Work instructions: Decide whether each statement agrees with the discussion of Ragnarök and oil, giving yes or no and quoting the deciding words from the discussion. 1. The world is repopulated by two human survivors after Ragnarök. 2. The reply says demand for oil has been very elastic. 3. The reply expects the price of oil to fall.

==== Text extract ====

Ragnarok comes to mind.

In Norse mythology, Ragnarök (IPA: /rɑgnɑrɔk/, Old Norse "Final destiny of the gods"[2]) refers to a series of major events, including a great battle foretold to ultimately result in the death of a number of major figures (including the gods Odin, Thor, Freyr, Heimdall, and the jötunn Loki), the occurrence of various natural disasters, and the subsequent submersion of the world in water. Afterwards, the world resurfaces anew and fertile, the surviving gods meet, and the world is repopulated by two human survivors.

http://en.wikipedia.org/wiki/Ragnarok

If we can keep our consumption well below the rate at which cheap oil can be produced then it won't cost us all that much to transition off of oil because the price of oil will be low. If we consume in a way that encourages exploration for more oil, then oil is going to have to be expensive while we run out of it and our transition will be expensive. So, the best thing to do is to cut consumption to a level where we discourage exploration.

Chris

I like the spirit of what you are saying, but the reality is that, so far, demand has proven extremely inelastic. China and India are not on the same page with you. This is going to turn out very differently. The price of oil is headed up sharply. What is the price of 25,000 hours of human labor worth? $100? I think not, even if you can pump it out of an underground lake somewhere in the ME, that has little bearing on the future value of oil vis-a-vis other commodities. In the short run, paper beats oil, but in the long run oil trumps paper. Everything becomes expensive very quickly. Unrecognizable landscape in 5 years.

==== Excerpted data ====

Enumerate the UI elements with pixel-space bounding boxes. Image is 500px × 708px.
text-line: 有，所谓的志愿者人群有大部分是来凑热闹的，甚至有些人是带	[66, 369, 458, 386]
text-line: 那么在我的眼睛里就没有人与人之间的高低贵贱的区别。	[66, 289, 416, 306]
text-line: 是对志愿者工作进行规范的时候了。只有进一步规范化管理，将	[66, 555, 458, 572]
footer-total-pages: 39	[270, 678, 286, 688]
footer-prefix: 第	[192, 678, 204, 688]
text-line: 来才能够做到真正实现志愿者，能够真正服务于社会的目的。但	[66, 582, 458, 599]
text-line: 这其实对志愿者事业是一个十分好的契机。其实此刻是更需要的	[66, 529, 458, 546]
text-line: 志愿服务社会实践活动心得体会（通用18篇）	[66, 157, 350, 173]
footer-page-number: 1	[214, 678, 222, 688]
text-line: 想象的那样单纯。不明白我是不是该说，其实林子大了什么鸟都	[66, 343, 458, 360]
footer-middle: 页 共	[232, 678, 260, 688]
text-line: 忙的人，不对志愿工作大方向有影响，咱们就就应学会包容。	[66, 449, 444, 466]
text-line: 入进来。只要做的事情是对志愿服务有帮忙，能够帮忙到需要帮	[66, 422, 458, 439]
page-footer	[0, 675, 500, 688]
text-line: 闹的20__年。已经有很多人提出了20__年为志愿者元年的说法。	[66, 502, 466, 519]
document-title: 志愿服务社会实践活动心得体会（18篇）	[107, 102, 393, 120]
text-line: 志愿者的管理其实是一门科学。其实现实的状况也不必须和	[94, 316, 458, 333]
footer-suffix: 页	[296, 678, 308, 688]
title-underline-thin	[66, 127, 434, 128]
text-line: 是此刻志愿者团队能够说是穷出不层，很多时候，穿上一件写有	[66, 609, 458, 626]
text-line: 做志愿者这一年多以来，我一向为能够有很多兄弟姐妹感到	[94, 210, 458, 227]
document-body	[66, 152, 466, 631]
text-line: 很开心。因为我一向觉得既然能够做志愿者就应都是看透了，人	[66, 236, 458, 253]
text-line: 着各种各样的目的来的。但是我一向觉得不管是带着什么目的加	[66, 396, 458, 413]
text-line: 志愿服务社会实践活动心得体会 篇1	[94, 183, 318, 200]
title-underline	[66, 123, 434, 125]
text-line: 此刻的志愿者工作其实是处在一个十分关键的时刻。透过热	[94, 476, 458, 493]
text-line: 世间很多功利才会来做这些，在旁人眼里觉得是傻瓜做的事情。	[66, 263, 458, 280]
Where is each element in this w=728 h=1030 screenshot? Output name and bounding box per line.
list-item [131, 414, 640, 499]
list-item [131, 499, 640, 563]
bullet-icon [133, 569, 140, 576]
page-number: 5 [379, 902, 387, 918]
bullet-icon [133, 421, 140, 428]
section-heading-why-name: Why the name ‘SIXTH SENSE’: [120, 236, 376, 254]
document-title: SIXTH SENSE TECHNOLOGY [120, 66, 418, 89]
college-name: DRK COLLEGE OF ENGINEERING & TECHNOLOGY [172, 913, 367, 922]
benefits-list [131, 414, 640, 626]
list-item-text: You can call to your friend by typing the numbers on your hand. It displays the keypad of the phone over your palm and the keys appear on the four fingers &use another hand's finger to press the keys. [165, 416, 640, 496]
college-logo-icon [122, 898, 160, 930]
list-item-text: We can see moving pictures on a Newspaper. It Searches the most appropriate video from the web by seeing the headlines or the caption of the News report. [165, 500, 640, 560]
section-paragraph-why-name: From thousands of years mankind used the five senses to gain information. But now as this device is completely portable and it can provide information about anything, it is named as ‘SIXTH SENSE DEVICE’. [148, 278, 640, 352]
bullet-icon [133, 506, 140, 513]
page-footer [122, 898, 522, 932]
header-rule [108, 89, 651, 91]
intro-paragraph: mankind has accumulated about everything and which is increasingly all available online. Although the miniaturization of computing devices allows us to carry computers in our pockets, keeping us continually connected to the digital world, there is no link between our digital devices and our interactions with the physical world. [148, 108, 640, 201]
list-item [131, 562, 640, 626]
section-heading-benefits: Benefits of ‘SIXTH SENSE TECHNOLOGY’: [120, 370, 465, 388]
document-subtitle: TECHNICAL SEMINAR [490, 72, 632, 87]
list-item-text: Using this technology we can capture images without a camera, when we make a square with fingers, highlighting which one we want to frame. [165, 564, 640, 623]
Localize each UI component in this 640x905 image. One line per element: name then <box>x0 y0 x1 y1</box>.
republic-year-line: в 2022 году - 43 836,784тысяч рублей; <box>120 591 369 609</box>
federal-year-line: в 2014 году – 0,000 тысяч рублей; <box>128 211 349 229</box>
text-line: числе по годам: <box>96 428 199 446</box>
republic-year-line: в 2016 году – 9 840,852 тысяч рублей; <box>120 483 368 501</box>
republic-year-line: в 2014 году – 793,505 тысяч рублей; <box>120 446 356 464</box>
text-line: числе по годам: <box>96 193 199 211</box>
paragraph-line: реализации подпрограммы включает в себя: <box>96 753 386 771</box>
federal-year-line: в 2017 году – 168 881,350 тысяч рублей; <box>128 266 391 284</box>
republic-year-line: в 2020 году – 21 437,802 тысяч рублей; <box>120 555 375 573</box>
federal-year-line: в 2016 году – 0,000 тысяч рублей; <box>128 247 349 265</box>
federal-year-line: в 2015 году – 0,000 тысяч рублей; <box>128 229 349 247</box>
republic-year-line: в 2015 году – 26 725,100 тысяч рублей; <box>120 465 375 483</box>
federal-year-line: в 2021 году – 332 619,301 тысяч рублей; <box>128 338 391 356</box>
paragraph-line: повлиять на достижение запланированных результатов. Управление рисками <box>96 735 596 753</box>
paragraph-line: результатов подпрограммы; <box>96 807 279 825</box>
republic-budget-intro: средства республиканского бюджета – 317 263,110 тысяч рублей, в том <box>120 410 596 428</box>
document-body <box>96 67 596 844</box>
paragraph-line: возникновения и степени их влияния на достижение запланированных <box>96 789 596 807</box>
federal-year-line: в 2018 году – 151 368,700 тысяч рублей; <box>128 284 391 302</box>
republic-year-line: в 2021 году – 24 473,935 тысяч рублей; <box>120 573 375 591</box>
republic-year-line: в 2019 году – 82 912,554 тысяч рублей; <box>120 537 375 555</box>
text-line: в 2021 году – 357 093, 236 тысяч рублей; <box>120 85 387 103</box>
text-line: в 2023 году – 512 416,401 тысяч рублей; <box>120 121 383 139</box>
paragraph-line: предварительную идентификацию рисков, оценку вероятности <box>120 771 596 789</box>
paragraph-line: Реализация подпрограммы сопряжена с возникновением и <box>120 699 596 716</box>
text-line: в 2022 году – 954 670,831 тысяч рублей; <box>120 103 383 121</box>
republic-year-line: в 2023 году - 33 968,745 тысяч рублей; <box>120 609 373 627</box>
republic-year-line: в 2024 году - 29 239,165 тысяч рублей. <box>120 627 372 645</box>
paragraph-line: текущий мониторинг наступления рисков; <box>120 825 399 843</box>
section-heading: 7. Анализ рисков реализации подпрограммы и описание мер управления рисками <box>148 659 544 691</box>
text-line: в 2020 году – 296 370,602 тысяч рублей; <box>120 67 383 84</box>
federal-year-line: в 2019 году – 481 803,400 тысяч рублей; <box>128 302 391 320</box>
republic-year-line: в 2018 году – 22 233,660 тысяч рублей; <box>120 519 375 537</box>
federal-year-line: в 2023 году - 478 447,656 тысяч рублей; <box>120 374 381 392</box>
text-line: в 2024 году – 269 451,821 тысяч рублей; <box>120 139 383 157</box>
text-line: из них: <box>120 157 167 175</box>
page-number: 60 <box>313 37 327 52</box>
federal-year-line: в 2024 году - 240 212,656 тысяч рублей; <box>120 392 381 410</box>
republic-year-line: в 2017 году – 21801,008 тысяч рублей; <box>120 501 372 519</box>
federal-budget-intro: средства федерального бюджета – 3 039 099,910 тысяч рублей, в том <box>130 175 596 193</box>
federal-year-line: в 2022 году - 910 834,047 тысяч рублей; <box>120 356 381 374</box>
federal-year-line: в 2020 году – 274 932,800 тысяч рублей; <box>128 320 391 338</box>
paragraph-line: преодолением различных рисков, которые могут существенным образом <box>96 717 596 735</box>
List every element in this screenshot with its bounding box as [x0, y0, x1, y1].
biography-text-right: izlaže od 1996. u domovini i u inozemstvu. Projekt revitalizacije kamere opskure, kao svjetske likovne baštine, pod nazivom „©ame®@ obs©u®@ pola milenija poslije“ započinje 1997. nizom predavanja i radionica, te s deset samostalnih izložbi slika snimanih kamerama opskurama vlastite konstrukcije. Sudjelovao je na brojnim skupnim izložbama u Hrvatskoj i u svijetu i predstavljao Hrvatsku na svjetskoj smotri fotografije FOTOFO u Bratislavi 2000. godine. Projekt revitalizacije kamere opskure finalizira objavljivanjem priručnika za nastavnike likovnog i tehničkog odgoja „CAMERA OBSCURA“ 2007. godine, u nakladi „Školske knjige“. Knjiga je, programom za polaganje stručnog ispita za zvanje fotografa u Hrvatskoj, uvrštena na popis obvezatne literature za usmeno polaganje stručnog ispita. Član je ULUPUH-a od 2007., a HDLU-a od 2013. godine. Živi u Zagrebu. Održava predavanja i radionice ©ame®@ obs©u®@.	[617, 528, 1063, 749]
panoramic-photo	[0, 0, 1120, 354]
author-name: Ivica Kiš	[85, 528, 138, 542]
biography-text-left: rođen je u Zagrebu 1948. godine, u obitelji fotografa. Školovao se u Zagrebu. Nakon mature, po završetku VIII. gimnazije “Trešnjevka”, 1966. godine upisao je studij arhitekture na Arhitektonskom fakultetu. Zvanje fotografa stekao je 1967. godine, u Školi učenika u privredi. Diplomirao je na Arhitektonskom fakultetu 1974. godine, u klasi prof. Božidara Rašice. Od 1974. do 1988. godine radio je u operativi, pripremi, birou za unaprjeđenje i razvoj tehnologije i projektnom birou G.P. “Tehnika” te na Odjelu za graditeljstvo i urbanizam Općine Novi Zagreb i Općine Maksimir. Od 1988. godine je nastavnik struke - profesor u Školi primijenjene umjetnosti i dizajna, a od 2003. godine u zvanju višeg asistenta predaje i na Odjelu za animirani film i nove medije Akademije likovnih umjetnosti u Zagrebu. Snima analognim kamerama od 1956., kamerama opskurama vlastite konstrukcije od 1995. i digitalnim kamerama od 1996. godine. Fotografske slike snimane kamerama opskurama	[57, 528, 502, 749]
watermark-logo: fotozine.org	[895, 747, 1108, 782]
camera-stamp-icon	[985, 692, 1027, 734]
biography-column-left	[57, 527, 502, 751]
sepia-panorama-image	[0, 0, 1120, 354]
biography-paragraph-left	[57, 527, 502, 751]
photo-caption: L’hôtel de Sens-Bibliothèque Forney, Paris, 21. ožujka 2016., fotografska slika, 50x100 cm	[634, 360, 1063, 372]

====

Correct answer:
1. Yes: "the world is repopulated by two human survivors"
2. No: "demand has proven extremely inelastic"
3. No: "The price of oil is headed up sharply."